■ **WHAT THE TASK REQUIRES**: Reproduce, character for character, everything from the line containing "tab-numbered[interactable]: Numerowane [95,432,169,449]" down to the line containing "Konspekty numerowane [591,52,716,69]", including both of those lines.

■ **RECORDS SUPPLIED**:
:::::
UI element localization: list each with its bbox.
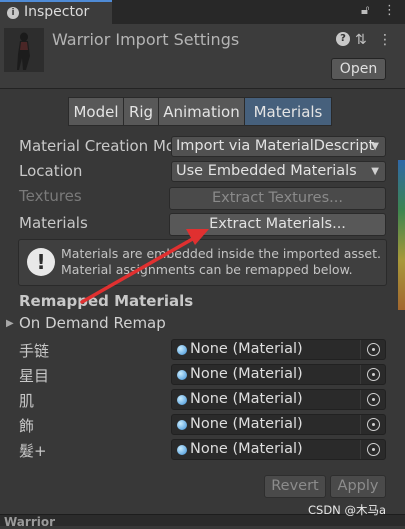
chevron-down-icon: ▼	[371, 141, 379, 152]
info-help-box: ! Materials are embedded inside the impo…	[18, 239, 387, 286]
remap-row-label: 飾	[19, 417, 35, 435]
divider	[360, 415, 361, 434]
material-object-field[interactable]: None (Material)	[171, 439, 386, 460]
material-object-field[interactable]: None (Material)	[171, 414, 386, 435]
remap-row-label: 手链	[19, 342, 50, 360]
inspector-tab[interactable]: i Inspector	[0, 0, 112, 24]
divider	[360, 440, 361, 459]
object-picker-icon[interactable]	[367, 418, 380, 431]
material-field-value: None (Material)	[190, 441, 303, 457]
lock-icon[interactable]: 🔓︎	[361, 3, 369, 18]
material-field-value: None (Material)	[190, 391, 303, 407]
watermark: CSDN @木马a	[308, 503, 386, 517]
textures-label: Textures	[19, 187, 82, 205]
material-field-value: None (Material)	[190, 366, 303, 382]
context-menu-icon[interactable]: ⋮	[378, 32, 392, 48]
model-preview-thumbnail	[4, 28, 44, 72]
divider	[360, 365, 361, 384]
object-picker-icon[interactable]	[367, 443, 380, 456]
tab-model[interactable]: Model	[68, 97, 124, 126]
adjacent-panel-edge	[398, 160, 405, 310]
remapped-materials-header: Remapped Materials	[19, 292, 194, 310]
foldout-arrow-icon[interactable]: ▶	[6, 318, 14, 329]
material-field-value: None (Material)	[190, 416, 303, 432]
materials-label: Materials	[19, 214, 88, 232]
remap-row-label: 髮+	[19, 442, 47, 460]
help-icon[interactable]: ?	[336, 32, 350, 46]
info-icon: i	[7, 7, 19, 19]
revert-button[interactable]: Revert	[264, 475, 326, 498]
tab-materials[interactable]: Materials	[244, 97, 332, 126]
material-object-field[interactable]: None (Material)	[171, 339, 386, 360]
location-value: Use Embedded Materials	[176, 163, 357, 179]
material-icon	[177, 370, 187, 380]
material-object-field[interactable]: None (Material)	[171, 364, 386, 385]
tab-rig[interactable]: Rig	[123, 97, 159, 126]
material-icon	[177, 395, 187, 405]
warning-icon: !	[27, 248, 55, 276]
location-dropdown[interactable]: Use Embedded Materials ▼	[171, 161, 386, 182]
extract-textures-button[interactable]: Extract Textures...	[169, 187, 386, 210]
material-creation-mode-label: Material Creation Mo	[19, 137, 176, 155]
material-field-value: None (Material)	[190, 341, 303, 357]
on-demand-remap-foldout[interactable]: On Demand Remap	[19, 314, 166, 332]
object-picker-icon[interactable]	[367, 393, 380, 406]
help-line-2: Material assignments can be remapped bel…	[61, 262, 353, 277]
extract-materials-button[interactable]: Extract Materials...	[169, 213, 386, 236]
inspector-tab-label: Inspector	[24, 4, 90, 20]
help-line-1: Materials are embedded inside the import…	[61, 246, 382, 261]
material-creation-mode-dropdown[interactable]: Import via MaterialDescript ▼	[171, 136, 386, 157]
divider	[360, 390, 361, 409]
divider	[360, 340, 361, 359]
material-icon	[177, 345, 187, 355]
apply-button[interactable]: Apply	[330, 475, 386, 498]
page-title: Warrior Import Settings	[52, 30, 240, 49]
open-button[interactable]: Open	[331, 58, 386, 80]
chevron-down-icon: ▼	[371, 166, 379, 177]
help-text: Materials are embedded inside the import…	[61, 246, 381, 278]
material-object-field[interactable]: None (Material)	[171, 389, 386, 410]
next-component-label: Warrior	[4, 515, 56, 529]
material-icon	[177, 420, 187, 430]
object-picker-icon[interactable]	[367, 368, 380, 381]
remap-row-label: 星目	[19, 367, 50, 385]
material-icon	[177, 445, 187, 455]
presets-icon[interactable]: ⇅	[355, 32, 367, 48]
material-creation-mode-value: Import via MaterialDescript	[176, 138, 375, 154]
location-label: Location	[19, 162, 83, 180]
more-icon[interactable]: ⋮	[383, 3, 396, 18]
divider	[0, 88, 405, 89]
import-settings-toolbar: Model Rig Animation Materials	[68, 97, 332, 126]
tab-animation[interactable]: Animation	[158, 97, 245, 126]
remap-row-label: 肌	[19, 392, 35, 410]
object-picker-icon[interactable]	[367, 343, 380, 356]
:::::
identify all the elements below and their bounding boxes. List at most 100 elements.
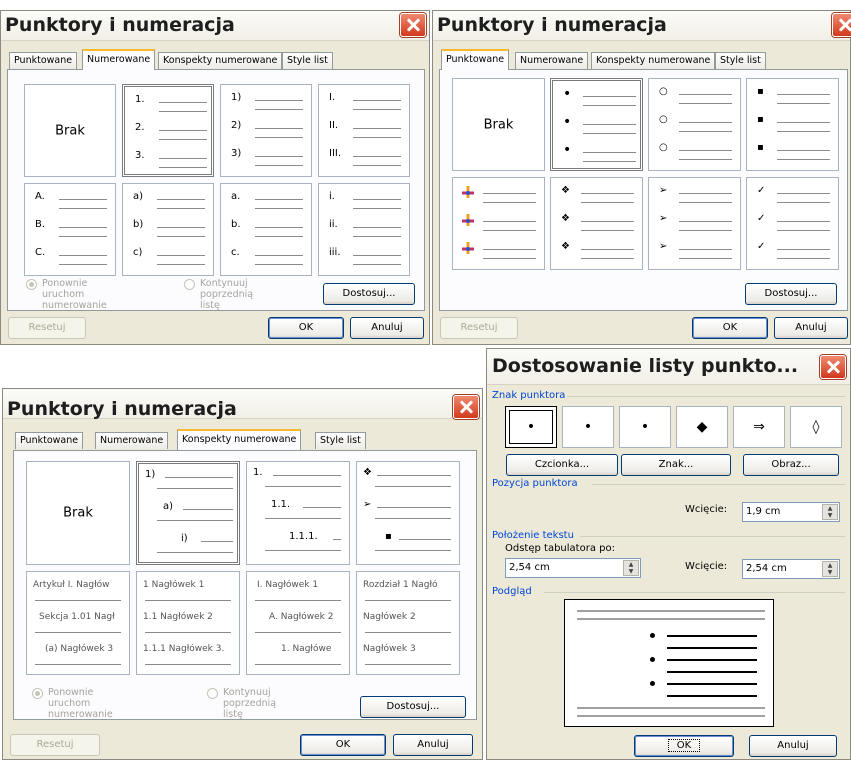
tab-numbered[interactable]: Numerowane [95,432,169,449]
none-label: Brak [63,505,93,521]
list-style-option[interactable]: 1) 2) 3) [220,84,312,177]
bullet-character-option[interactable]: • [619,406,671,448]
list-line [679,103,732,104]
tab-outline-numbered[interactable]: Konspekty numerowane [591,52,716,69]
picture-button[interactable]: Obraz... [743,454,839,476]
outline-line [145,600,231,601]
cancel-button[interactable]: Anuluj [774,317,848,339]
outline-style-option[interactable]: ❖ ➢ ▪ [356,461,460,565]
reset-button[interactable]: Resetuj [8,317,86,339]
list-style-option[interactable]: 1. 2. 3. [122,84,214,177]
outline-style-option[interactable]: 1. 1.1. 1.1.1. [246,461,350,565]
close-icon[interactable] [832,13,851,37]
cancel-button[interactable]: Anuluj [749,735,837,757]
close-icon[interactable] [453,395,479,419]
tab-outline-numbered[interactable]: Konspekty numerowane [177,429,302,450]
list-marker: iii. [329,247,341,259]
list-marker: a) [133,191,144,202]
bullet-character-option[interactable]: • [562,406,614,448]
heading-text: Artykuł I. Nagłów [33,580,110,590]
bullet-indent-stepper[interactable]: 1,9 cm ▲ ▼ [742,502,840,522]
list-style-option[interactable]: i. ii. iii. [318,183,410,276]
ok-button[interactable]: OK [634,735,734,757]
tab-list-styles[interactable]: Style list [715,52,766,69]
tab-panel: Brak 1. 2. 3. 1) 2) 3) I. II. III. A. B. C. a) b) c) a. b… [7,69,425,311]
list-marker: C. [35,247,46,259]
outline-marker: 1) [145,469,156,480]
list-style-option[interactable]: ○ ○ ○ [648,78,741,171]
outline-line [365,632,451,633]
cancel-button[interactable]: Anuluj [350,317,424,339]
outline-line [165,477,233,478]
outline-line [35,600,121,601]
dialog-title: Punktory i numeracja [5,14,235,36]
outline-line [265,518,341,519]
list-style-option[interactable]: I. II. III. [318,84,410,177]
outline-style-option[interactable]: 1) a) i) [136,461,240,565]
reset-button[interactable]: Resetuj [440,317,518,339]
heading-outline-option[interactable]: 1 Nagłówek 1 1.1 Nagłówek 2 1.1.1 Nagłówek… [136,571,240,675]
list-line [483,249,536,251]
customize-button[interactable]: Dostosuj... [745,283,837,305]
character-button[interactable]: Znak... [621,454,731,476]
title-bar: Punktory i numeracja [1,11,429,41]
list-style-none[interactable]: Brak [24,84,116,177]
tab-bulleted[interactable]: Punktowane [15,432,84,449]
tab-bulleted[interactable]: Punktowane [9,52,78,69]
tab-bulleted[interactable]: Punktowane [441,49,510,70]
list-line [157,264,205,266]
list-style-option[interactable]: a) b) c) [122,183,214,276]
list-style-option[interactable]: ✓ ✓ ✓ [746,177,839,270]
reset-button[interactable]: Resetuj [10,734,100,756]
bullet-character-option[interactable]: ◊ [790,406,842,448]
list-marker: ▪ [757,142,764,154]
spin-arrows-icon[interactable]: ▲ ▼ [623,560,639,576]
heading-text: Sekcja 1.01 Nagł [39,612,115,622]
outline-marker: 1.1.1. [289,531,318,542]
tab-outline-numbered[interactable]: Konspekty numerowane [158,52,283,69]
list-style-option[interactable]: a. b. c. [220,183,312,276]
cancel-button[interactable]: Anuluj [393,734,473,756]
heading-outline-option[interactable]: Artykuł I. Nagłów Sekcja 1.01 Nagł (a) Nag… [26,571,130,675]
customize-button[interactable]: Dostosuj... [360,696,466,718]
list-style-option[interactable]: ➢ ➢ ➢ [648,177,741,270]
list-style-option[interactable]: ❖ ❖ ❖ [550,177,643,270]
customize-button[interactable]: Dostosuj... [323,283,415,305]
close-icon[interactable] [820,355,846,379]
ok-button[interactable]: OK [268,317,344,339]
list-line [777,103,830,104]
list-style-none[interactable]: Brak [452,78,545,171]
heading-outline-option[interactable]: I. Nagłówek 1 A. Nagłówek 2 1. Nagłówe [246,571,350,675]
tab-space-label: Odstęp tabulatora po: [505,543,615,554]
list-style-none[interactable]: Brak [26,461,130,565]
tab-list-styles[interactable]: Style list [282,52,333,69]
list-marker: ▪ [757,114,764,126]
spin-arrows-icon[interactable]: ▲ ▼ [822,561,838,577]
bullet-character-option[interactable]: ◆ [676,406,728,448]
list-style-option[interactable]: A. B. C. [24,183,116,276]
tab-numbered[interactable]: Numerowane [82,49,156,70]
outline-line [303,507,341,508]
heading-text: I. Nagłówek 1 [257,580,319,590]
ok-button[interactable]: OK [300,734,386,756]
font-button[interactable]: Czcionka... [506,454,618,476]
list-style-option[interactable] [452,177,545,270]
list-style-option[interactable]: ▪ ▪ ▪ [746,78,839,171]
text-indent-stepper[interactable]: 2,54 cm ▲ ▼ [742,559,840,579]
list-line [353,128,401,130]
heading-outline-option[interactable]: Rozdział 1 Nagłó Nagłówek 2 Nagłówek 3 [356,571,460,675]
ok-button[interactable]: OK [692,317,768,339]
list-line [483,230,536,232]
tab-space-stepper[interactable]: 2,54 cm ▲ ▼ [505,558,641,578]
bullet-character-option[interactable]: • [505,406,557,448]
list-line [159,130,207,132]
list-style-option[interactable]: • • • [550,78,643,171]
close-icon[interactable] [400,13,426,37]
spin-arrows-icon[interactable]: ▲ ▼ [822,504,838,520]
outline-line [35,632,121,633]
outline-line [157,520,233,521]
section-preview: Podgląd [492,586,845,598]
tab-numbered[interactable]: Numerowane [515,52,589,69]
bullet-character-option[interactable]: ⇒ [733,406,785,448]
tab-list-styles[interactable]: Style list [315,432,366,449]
:::::
■ **CORRECT ANSWER**:
tab-numbered[interactable]: Numerowane [95,432,169,449]
none-label: Brak [63,505,93,521]
list-style-option[interactable]: 1) 2) 3) [220,84,312,177]
bullet-character-option[interactable]: • [619,406,671,448]
list-line [679,103,732,104]
tab-outline-numbered[interactable]: Konspekty numerowane [591,52,716,69]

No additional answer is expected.